**REQUIREMENT**
Copy out everything from the start of the entries down to the line that contains "incoming-message[interactable]: Somente a", keeping both ends and changing nothing.

Region and label listings
##########

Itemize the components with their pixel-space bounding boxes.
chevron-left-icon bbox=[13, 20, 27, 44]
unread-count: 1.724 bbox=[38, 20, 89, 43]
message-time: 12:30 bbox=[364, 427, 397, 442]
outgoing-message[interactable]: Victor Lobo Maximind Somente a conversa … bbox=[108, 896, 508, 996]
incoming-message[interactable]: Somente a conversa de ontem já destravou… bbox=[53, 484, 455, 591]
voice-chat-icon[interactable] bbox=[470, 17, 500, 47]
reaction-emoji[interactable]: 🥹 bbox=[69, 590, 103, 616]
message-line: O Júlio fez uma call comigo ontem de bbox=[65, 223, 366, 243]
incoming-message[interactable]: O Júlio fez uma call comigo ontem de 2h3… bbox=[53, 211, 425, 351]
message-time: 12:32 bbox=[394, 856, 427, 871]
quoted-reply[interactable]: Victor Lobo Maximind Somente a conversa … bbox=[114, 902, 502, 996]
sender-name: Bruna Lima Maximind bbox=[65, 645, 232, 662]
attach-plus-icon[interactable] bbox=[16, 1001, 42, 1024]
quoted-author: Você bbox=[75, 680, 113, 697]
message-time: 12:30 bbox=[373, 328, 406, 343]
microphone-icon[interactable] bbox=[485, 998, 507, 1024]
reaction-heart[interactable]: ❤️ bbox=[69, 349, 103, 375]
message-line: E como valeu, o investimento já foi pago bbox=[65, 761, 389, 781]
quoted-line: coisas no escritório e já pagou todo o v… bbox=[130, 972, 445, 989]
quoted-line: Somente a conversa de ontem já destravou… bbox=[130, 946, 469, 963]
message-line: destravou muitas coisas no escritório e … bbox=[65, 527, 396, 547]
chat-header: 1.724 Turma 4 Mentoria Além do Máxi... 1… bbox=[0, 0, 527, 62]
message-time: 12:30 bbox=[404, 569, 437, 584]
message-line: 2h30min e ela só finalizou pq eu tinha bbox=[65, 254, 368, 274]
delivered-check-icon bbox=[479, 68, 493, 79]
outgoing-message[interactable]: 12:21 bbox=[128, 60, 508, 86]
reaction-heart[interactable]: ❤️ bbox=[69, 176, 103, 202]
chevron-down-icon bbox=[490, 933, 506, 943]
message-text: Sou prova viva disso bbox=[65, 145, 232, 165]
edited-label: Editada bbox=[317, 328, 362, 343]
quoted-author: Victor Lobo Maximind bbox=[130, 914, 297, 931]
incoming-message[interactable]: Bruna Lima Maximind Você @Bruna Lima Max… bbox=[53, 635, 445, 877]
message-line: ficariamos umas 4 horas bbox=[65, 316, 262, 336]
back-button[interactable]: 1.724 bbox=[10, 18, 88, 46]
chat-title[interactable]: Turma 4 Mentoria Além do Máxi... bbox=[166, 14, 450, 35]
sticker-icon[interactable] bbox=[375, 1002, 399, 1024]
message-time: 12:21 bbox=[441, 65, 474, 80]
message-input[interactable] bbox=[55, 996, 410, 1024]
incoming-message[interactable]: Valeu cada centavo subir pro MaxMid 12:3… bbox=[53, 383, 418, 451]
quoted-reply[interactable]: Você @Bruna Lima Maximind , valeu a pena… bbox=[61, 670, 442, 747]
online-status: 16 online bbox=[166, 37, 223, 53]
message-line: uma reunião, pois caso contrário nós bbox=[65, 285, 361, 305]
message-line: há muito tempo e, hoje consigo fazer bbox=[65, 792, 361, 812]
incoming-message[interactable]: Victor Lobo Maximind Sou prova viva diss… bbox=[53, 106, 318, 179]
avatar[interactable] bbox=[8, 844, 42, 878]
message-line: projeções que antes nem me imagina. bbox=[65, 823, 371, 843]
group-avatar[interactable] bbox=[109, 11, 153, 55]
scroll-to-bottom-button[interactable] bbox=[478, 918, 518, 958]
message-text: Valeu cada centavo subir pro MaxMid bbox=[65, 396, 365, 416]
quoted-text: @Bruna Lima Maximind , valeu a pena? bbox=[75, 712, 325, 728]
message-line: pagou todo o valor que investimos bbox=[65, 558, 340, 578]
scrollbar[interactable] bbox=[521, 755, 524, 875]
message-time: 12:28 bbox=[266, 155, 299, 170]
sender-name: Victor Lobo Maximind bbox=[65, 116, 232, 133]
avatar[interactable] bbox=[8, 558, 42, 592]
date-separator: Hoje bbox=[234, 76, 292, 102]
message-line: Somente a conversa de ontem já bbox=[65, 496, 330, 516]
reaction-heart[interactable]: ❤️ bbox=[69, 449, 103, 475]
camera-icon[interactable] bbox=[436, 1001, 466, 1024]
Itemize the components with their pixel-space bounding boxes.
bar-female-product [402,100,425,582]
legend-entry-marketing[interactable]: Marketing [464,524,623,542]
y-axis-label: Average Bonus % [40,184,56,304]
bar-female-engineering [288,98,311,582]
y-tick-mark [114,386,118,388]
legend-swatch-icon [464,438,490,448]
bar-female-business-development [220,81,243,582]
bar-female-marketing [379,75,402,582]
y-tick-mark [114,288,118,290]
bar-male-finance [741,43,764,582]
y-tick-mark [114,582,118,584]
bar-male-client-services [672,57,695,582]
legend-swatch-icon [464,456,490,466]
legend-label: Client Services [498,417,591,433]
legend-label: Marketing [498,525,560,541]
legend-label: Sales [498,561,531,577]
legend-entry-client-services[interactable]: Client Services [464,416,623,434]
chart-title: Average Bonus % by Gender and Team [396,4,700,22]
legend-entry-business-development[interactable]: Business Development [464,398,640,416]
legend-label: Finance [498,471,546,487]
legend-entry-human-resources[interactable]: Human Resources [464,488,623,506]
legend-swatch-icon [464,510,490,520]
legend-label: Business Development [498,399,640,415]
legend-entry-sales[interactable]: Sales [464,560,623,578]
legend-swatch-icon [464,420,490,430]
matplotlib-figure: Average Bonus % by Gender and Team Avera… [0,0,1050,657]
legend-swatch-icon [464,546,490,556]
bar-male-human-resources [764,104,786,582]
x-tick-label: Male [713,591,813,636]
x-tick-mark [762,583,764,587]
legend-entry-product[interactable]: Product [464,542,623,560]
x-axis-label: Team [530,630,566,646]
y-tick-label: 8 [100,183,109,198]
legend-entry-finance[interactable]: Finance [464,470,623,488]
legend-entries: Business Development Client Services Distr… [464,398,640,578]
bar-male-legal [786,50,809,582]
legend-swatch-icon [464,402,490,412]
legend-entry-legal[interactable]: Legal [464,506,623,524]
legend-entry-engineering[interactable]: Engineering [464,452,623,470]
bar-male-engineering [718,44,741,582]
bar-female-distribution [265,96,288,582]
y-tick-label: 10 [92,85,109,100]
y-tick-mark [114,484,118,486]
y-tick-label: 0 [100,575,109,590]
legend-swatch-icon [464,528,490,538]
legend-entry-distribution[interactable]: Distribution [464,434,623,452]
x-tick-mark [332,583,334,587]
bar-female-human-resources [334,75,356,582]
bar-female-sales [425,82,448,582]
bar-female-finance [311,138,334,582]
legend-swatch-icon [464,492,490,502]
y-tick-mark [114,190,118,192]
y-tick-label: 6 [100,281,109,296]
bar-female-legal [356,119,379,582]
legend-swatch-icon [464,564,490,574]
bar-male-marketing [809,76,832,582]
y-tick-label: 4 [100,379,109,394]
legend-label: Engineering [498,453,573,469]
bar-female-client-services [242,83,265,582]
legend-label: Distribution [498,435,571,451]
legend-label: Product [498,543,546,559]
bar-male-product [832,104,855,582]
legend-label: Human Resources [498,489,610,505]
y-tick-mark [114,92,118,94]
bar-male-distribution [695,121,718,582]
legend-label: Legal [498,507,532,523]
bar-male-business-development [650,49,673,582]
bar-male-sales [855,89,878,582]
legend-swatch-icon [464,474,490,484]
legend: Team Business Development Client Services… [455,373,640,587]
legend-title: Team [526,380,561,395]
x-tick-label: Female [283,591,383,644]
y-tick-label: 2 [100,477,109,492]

##########

**FINISHED TASK**
Itemize the components with their pixel-space bounding boxes.
chevron-left-icon bbox=[13, 20, 27, 44]
unread-count: 1.724 bbox=[38, 20, 89, 43]
message-time: 12:30 bbox=[364, 427, 397, 442]
outgoing-message[interactable]: Victor Lobo Maximind Somente a conversa … bbox=[108, 896, 508, 996]
incoming-message[interactable]: Somente a conversa de ontem já destravou… bbox=[53, 484, 455, 591]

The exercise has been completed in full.